---------- The data ----------

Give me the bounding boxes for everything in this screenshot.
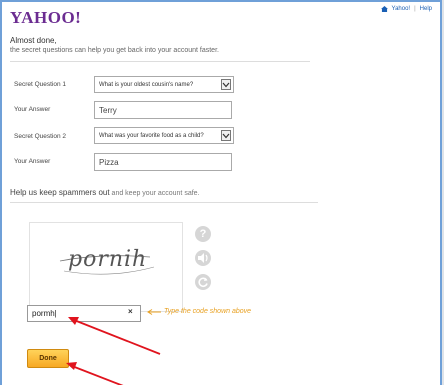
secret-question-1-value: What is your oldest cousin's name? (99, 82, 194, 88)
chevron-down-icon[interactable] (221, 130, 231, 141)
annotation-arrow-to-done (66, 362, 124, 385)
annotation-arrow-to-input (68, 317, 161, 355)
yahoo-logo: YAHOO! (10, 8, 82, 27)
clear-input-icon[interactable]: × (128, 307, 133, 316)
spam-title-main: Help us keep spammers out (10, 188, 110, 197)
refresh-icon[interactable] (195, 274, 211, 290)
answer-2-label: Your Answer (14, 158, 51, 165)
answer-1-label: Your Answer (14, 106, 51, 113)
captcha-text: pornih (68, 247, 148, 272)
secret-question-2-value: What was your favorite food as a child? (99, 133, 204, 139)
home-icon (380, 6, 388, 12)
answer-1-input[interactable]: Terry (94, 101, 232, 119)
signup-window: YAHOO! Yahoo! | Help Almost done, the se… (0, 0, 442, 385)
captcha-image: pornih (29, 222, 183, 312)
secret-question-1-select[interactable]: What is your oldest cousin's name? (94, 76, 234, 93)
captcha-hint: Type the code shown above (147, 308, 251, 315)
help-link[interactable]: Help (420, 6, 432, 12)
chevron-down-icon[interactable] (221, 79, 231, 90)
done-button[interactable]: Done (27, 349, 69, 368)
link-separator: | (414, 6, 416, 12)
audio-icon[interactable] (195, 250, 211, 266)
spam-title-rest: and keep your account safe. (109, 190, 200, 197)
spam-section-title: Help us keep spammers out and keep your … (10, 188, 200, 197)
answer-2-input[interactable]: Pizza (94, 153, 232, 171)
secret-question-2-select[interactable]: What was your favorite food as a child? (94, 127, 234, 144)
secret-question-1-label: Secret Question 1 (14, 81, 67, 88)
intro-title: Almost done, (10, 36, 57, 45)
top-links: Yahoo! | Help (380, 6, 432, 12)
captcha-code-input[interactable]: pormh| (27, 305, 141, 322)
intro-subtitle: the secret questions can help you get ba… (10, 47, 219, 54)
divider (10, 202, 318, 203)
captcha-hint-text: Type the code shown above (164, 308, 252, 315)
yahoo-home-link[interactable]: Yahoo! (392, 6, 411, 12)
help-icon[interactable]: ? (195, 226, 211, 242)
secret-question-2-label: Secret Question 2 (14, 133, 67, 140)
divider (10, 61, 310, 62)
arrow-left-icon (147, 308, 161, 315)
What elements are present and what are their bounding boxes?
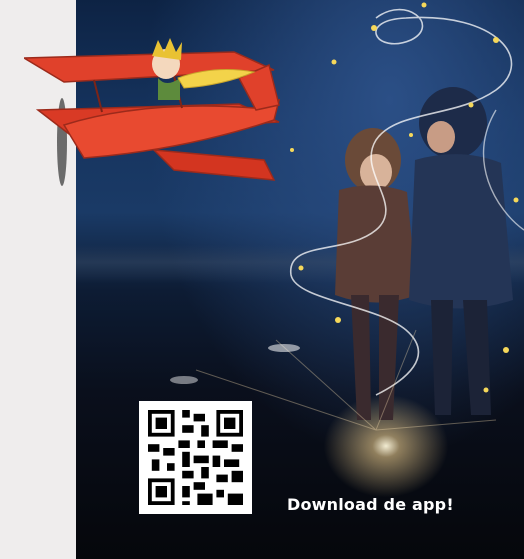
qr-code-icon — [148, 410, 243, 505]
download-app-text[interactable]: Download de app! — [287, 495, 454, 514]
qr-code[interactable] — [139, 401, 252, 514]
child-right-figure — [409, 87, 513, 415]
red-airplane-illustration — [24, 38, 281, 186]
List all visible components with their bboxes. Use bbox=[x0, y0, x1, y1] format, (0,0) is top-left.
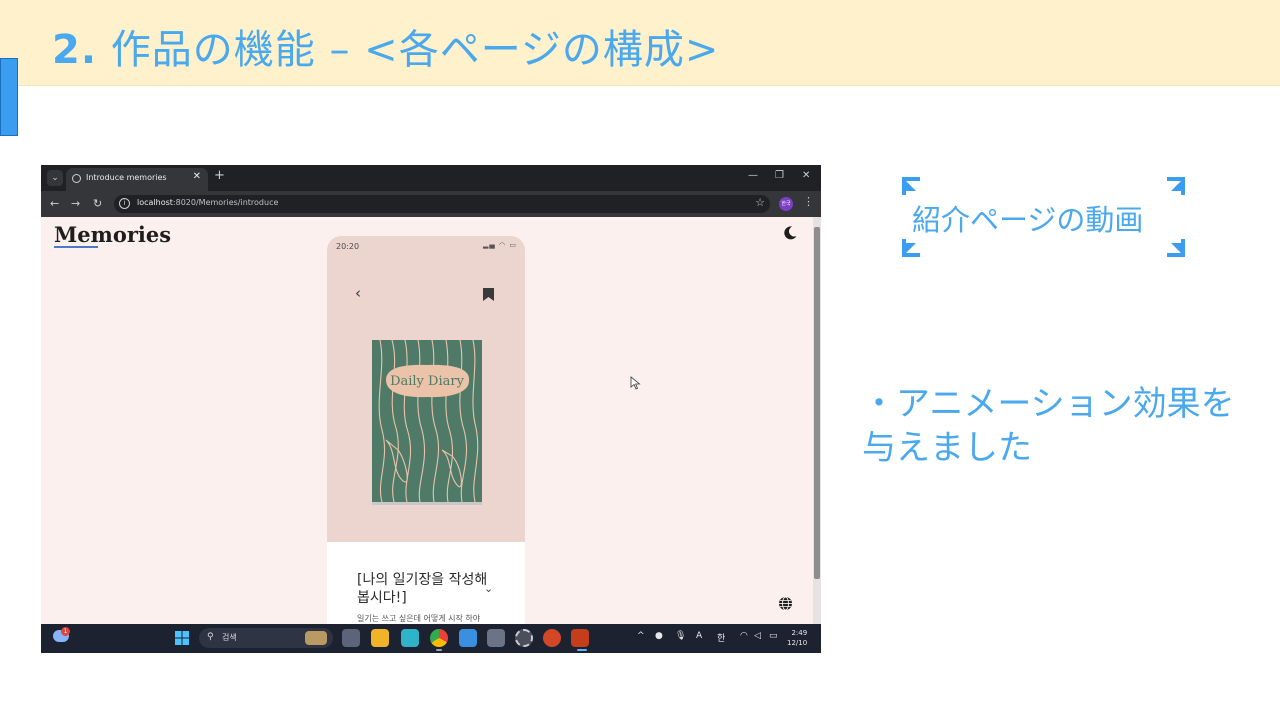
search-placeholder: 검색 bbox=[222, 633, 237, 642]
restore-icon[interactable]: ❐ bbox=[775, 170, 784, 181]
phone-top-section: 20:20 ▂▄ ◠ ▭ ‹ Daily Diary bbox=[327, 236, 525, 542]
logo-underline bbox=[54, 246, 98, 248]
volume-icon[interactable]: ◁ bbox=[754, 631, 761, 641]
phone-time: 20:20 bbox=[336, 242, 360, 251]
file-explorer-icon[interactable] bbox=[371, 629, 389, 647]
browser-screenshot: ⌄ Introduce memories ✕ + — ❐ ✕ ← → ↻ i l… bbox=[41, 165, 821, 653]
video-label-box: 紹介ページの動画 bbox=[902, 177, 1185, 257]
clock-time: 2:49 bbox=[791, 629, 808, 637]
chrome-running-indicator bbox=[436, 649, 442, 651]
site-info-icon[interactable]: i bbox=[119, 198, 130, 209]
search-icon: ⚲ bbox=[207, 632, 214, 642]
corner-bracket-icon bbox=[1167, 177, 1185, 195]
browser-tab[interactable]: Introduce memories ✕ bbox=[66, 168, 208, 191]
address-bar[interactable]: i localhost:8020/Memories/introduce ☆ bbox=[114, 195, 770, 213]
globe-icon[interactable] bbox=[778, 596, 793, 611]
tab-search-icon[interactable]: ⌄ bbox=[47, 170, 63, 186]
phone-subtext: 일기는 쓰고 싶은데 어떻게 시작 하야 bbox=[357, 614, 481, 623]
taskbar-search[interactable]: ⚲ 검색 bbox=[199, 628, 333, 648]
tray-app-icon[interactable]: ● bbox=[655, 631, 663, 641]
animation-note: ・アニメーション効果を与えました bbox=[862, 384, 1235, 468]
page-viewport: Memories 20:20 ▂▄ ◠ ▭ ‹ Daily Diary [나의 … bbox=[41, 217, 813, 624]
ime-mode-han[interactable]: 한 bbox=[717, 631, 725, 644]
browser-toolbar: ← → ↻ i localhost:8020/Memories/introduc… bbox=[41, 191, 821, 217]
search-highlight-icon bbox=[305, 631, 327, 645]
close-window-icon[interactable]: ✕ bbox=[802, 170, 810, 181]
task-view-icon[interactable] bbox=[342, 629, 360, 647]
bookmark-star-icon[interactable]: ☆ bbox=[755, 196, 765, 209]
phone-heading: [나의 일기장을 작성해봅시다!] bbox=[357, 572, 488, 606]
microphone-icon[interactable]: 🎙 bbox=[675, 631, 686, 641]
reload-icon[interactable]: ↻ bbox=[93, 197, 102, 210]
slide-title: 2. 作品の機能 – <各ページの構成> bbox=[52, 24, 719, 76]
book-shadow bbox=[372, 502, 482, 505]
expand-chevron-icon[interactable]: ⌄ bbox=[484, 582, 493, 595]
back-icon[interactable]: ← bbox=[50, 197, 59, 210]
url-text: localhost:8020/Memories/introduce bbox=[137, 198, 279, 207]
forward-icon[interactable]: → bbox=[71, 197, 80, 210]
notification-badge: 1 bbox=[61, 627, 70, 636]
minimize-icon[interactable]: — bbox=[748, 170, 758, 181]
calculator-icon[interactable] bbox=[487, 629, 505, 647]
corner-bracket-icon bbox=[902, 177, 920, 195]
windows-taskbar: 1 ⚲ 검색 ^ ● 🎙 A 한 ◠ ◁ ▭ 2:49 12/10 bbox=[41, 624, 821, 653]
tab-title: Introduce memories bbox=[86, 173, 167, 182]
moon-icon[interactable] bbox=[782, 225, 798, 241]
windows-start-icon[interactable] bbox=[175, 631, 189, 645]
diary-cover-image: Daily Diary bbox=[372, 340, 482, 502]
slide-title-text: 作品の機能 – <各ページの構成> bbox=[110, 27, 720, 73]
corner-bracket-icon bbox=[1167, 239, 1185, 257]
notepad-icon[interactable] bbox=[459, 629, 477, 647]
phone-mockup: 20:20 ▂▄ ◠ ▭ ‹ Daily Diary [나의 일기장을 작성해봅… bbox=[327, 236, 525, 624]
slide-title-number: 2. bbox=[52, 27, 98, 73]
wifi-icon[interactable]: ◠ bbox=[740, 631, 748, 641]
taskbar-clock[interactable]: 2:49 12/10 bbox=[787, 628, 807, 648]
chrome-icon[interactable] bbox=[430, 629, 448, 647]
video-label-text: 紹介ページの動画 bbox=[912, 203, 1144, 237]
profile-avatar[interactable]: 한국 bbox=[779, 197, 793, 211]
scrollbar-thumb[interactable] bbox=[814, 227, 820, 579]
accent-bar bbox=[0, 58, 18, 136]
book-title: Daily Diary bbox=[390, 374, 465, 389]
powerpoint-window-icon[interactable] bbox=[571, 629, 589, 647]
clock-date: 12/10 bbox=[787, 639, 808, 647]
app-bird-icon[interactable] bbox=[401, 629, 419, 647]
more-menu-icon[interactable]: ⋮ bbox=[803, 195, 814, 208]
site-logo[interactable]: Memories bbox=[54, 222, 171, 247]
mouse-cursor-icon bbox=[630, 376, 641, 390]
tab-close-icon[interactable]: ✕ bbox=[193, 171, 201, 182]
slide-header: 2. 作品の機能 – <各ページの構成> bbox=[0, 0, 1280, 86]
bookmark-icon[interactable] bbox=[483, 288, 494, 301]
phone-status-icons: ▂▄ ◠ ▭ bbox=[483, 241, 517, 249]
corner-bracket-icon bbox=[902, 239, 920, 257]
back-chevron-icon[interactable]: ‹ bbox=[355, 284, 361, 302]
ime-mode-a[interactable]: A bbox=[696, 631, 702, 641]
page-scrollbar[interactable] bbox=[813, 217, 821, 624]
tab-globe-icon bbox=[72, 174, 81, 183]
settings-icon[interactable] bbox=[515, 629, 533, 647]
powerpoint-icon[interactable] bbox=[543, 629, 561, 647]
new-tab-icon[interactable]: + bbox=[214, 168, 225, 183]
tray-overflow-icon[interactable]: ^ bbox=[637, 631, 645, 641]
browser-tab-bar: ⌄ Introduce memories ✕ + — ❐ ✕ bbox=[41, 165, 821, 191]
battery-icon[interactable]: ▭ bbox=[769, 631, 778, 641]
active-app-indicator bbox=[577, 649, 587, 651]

----------

_Task to carry out_
Find each line in the items above that contains the string "arrow". Copy those lines out in full.

_Complete response_
annotation-arrow-to-done (66, 362, 124, 385)
annotation-arrow-to-input (68, 317, 161, 355)
arrow-left-icon (147, 308, 161, 315)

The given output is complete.